* [What the task requires]: Please repeat all of the lines that follow, exactly as written.

Data records
------------------------------------------------------------
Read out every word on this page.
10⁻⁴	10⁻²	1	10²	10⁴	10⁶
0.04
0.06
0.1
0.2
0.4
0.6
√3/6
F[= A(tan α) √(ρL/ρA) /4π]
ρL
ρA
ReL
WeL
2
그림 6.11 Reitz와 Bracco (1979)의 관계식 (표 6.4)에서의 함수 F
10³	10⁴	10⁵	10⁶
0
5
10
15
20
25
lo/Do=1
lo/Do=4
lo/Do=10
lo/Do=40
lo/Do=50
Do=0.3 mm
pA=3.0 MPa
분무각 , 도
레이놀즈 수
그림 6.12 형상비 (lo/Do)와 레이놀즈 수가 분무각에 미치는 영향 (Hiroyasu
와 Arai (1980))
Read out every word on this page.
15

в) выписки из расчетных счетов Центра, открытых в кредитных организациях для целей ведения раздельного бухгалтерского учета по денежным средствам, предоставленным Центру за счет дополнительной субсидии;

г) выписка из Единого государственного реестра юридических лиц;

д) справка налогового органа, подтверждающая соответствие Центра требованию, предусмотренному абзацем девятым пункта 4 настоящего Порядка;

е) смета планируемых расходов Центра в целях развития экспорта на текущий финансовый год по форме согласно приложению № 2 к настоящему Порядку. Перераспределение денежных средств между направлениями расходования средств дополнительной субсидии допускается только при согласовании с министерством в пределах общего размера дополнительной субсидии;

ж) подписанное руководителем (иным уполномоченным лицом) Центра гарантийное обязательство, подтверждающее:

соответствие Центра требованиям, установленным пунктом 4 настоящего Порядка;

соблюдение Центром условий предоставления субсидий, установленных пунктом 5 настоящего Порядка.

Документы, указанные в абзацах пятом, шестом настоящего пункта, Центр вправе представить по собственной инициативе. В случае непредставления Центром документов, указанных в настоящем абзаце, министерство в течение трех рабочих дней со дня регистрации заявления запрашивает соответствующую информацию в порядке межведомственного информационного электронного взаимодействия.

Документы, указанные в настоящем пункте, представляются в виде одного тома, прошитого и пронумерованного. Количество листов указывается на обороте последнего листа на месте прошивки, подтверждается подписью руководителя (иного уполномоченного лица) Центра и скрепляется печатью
------------------------------------------------------------
* [Solved exercise]:
Read out every word on this page.
10⁻⁴	10⁻²	1	10²	10⁴	10⁶
0.04
0.06
0.1
0.2
0.4
0.6
√3/6
F[= A(tan α) √(ρL/ρA) /4π]
ρL
ρA
ReL
WeL
2
그림 6.11 Reitz와 Bracco (1979)의 관계식 (표 6.4)에서의 함수 F
10³	10⁴	10⁵	10⁶
0
5
10
15
20
25
lo/Do=1
lo/Do=4
lo/Do=10
lo/Do=40
lo/Do=50
Do=0.3 mm
pA=3.0 MPa
분무각 , 도
레이놀즈 수
그림 6.12 형상비 (lo/Do)와 레이놀즈 수가 분무각에 미치는 영향 (Hiroyasu
와 Arai (1980))
Read out every word on this page.
15

в) выписки из расчетных счетов Центра, открытых в кредитных организациях для целей ведения раздельного бухгалтерского учета по денежным средствам, предоставленным Центру за счет дополнительной субсидии;

г) выписка из Единого государственного реестра юридических лиц;

д) справка налогового органа, подтверждающая соответствие Центра требованию, предусмотренному абзацем девятым пункта 4 настоящего Порядка;

е) смета планируемых расходов Центра в целях развития экспорта на текущий финансовый год по форме согласно приложению № 2 к настоящему Порядку. Перераспределение денежных средств между направлениями расходования средств дополнительной субсидии допускается только при согласовании с министерством в пределах общего размера дополнительной субсидии;

ж) подписанное руководителем (иным уполномоченным лицом) Центра гарантийное обязательство, подтверждающее:

соответствие Центра требованиям, установленным пунктом 4 настоящего Порядка;

соблюдение Центром условий предоставления субсидий, установленных пунктом 5 настоящего Порядка.

Документы, указанные в абзацах пятом, шестом настоящего пункта, Центр вправе представить по собственной инициативе. В случае непредставления Центром документов, указанных в настоящем абзаце, министерство в течение трех рабочих дней со дня регистрации заявления запрашивает соответствующую информацию в порядке межведомственного информационного электронного взаимодействия.

Документы, указанные в настоящем пункте, представляются в виде одного тома, прошитого и пронумерованного. Количество листов указывается на обороте последнего листа на месте прошивки, подтверждается подписью руководителя (иного уполномоченного лица) Центра и скрепляется печатью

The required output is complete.